> **What is asked**
Write out every line of the material as it stands, apart from the pictures.

────────────────────

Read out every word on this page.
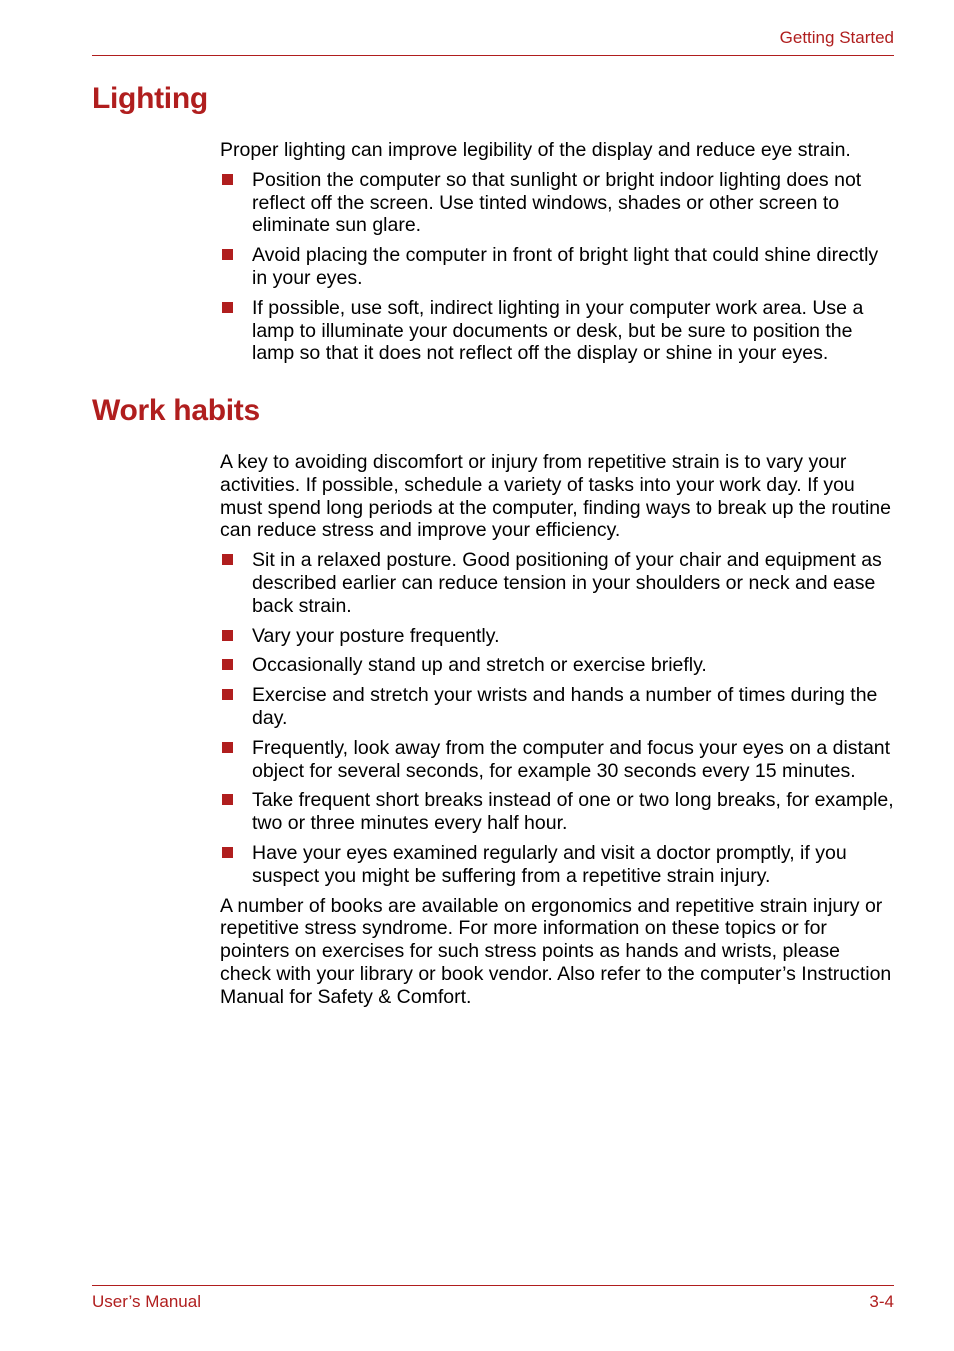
Getting Started
Lighting

Proper lighting can improve legibility of the display and reduce eye strain.

Position the computer so that sunlight or bright indoor lighting does not reflect off the screen. Use tinted windows, shades or other screen to eliminate sun glare.
Avoid placing the computer in front of bright light that could shine directly in your eyes.
If possible, use soft, indirect lighting in your computer work area. Use a lamp to illuminate your documents or desk, but be sure to position the lamp so that it does not reflect off the display or shine in your eyes.
Work habits

A key to avoiding discomfort or injury from repetitive strain is to vary your activities. If possible, schedule a variety of tasks into your work day. If you must spend long periods at the computer, finding ways to break up the routine can reduce stress and improve your efficiency.

Sit in a relaxed posture. Good positioning of your chair and equipment as described earlier can reduce tension in your shoulders or neck and ease back strain.
Vary your posture frequently.
Occasionally stand up and stretch or exercise briefly.
Exercise and stretch your wrists and hands a number of times during the day.
Frequently, look away from the computer and focus your eyes on a distant object for several seconds, for example 30 seconds every 15 minutes.
Take frequent short breaks instead of one or two long breaks, for example, two or three minutes every half hour.
Have your eyes examined regularly and visit a doctor promptly, if you suspect you might be suffering from a repetitive strain injury.

A number of books are available on ergonomics and repetitive strain injury or repetitive stress syndrome. For more information on these topics or for pointers on exercises for such stress points as hands and wrists, please check with your library or book vendor. Also refer to the computer’s Instruction Manual for Safety & Comfort.

User’s Manual	3-4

────────────────────

> **Output**
Read out every word on this page.
Getting Started
Lighting

Proper lighting can improve legibility of the display and reduce eye strain.

Position the computer so that sunlight or bright indoor lighting does not reflect off the screen. Use tinted windows, shades or other screen to eliminate sun glare.
Avoid placing the computer in front of bright light that could shine directly in your eyes.
If possible, use soft, indirect lighting in your computer work area. Use a lamp to illuminate your documents or desk, but be sure to position the lamp so that it does not reflect off the display or shine in your eyes.
Work habits

A key to avoiding discomfort or injury from repetitive strain is to vary your activities. If possible, schedule a variety of tasks into your work day. If you must spend long periods at the computer, finding ways to break up the routine can reduce stress and improve your efficiency.

Sit in a relaxed posture. Good positioning of your chair and equipment as described earlier can reduce tension in your shoulders or neck and ease back strain.
Vary your posture frequently.
Occasionally stand up and stretch or exercise briefly.
Exercise and stretch your wrists and hands a number of times during the day.
Frequently, look away from the computer and focus your eyes on a distant object for several seconds, for example 30 seconds every 15 minutes.
Take frequent short breaks instead of one or two long breaks, for example, two or three minutes every half hour.
Have your eyes examined regularly and visit a doctor promptly, if you suspect you might be suffering from a repetitive strain injury.

A number of books are available on ergonomics and repetitive strain injury or repetitive stress syndrome. For more information on these topics or for pointers on exercises for such stress points as hands and wrists, please check with your library or book vendor. Also refer to the computer’s Instruction Manual for Safety & Comfort.

User’s Manual	3-4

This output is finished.